→ **Objective**
Examine the records and identify each line that includes the string "really". Copy those lines.
====== Stored records ======
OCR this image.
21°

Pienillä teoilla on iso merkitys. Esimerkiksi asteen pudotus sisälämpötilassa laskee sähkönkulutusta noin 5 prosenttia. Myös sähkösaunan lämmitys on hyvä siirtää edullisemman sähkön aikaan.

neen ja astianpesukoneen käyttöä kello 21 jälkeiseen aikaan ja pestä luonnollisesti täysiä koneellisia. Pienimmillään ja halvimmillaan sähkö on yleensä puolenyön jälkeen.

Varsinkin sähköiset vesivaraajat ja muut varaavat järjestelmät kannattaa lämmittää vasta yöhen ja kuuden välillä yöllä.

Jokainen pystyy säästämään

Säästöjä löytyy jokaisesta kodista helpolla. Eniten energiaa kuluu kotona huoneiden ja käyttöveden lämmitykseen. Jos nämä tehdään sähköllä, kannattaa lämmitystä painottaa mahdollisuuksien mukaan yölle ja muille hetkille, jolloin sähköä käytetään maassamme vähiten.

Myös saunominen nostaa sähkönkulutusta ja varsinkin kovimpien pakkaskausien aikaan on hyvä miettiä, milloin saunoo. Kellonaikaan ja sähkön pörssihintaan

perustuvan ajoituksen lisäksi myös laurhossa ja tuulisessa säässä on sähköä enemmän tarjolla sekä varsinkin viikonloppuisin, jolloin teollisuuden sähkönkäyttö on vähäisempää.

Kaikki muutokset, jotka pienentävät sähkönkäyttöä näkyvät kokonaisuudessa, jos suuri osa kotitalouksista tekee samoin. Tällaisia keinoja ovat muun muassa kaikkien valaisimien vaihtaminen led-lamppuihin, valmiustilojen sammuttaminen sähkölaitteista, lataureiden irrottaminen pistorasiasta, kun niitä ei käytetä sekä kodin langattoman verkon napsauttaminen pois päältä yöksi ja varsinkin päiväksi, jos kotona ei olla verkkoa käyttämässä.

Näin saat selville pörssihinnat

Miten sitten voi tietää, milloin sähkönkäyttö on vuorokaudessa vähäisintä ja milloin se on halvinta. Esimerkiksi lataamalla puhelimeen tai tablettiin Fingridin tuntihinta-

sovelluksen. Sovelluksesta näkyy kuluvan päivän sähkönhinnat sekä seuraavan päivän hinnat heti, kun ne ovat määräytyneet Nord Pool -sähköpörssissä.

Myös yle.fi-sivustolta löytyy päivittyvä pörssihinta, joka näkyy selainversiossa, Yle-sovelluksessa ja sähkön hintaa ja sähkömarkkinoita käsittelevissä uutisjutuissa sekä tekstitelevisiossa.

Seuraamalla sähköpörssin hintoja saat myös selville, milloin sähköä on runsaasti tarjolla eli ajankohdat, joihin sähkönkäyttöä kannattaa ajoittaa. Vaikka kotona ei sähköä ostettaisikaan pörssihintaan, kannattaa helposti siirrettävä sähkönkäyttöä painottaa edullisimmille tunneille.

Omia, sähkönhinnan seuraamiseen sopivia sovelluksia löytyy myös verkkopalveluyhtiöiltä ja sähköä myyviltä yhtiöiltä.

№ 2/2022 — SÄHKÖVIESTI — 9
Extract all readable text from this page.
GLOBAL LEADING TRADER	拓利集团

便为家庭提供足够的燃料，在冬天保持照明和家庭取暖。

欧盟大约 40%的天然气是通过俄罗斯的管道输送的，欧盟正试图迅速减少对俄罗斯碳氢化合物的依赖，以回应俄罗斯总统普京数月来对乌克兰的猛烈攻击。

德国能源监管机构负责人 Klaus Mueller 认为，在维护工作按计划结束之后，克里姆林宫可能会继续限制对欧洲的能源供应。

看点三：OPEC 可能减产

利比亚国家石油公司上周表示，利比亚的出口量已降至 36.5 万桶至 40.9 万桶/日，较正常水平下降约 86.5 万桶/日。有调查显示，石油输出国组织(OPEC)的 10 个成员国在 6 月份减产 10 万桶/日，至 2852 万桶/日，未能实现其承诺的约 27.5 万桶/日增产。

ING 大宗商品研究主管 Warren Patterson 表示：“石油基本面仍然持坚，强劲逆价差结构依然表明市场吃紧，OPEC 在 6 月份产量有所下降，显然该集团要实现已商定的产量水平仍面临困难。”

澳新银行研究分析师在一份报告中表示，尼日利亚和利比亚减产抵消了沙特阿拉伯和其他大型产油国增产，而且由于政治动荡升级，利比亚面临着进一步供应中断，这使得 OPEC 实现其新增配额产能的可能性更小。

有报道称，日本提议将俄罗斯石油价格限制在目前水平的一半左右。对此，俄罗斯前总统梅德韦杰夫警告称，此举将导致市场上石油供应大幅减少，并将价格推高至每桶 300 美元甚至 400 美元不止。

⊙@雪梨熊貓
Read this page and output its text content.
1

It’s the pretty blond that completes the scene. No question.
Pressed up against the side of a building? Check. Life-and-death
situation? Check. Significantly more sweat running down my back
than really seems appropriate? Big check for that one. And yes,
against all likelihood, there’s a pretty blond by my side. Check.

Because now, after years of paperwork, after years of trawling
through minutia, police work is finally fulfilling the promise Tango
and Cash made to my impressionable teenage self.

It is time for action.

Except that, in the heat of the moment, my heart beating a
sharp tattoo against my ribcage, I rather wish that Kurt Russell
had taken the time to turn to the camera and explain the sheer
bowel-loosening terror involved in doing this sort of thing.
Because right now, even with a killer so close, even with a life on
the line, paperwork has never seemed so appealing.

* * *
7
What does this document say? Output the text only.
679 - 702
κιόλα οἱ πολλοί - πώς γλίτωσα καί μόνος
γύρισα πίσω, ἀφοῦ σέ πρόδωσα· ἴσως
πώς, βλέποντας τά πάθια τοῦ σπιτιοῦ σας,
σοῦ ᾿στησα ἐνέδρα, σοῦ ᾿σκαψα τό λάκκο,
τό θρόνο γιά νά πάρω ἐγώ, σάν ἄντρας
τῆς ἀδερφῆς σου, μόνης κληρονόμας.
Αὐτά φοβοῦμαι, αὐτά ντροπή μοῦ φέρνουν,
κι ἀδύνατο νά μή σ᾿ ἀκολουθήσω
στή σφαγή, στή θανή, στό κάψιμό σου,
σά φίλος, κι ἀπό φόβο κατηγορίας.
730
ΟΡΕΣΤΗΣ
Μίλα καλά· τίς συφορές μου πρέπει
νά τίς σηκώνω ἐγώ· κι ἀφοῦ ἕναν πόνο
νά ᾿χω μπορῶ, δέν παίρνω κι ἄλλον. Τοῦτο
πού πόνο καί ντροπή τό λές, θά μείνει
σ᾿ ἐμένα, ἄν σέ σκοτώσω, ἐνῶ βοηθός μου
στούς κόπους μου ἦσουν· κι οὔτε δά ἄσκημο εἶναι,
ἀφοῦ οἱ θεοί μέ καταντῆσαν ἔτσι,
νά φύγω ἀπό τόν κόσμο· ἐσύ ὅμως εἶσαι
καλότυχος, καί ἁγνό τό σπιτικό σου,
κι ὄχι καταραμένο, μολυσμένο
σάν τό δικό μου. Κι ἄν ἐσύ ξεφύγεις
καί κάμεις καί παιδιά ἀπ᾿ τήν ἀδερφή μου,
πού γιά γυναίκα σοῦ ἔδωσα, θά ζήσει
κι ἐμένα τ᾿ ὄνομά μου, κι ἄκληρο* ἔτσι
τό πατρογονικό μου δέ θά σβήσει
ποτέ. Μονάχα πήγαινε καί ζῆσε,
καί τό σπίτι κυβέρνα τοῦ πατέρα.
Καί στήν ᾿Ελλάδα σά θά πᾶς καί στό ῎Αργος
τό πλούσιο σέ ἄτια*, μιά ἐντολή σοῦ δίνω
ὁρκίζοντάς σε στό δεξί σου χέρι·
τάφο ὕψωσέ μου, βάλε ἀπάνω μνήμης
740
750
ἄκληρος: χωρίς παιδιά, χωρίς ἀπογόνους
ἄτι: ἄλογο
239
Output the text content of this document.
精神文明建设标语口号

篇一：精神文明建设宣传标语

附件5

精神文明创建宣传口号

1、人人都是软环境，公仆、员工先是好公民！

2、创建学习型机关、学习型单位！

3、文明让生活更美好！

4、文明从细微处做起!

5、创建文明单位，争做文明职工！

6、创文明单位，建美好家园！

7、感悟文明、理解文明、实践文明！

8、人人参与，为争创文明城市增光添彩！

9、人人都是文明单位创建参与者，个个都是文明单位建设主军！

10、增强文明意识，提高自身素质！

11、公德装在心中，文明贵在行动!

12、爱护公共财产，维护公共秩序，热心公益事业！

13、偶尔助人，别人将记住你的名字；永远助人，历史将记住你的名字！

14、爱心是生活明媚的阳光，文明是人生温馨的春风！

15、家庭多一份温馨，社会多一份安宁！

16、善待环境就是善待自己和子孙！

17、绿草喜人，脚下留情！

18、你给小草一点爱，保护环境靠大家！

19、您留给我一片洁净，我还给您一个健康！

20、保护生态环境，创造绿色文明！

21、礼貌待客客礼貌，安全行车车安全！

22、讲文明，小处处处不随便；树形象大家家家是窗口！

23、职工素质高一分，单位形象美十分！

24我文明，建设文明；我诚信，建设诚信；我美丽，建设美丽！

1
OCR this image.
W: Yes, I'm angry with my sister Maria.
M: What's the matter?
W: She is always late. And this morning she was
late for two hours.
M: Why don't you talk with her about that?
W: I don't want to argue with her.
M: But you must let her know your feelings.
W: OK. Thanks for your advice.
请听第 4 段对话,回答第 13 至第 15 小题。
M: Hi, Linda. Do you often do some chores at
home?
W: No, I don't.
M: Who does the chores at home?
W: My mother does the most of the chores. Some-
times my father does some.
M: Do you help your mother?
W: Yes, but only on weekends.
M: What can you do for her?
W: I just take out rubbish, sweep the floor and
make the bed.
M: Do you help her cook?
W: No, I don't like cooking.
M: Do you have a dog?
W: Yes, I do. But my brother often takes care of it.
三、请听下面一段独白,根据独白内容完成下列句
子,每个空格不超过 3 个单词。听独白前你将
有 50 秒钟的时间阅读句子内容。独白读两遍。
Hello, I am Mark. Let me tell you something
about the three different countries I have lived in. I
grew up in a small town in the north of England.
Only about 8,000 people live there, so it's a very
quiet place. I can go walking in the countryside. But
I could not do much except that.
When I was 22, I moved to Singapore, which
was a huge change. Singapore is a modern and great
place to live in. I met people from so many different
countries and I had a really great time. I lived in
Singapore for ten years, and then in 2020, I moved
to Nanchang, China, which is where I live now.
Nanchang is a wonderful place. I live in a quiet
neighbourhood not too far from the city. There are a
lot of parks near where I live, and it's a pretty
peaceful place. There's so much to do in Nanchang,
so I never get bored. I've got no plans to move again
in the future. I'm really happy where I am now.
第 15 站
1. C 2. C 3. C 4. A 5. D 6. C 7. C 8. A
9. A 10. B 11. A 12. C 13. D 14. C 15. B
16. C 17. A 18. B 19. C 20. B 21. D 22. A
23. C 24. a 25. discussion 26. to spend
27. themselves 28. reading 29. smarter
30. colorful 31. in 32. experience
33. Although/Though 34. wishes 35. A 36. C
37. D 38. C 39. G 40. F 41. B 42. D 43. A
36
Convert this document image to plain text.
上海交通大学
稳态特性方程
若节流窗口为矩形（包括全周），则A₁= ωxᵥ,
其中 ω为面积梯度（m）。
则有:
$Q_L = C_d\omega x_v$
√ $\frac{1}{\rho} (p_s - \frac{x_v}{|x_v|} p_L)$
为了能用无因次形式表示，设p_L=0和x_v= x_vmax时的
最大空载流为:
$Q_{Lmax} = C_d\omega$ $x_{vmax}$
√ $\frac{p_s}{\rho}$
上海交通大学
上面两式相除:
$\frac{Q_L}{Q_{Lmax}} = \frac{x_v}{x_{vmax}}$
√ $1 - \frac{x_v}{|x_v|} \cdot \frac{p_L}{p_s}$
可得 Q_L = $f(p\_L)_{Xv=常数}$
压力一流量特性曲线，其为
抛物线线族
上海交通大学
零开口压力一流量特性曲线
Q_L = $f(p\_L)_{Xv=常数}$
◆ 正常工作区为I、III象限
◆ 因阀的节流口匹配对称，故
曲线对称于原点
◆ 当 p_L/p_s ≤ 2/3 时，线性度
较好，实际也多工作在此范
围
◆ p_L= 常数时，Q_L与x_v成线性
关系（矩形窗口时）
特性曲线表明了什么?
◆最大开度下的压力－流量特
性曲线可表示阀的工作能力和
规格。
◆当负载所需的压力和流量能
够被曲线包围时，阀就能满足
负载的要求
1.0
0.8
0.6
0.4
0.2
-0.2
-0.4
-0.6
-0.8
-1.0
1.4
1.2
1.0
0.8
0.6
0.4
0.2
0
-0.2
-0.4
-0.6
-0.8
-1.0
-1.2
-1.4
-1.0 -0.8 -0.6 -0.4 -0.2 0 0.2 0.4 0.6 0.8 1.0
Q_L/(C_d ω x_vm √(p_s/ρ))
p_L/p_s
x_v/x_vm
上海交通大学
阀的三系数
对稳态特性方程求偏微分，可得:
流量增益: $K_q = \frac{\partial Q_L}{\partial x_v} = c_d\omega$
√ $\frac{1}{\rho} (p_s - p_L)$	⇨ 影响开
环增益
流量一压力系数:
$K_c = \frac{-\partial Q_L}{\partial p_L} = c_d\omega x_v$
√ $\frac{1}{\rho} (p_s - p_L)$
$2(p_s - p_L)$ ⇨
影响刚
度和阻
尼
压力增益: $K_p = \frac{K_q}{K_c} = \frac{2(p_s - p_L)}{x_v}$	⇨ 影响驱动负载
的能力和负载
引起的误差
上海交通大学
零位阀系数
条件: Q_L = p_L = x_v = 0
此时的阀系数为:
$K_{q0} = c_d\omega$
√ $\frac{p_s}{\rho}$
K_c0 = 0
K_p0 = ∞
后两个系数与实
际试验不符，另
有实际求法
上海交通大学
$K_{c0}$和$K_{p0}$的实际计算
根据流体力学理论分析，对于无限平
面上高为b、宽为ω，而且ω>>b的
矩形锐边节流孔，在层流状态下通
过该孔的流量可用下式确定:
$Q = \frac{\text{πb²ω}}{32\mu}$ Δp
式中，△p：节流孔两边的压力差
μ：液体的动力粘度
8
======
→ **Task solution**
than really seems appropriate? Big check for that one. And yes,
countries and I had a really great time. I lived in
in the future. I'm really happy where I am now.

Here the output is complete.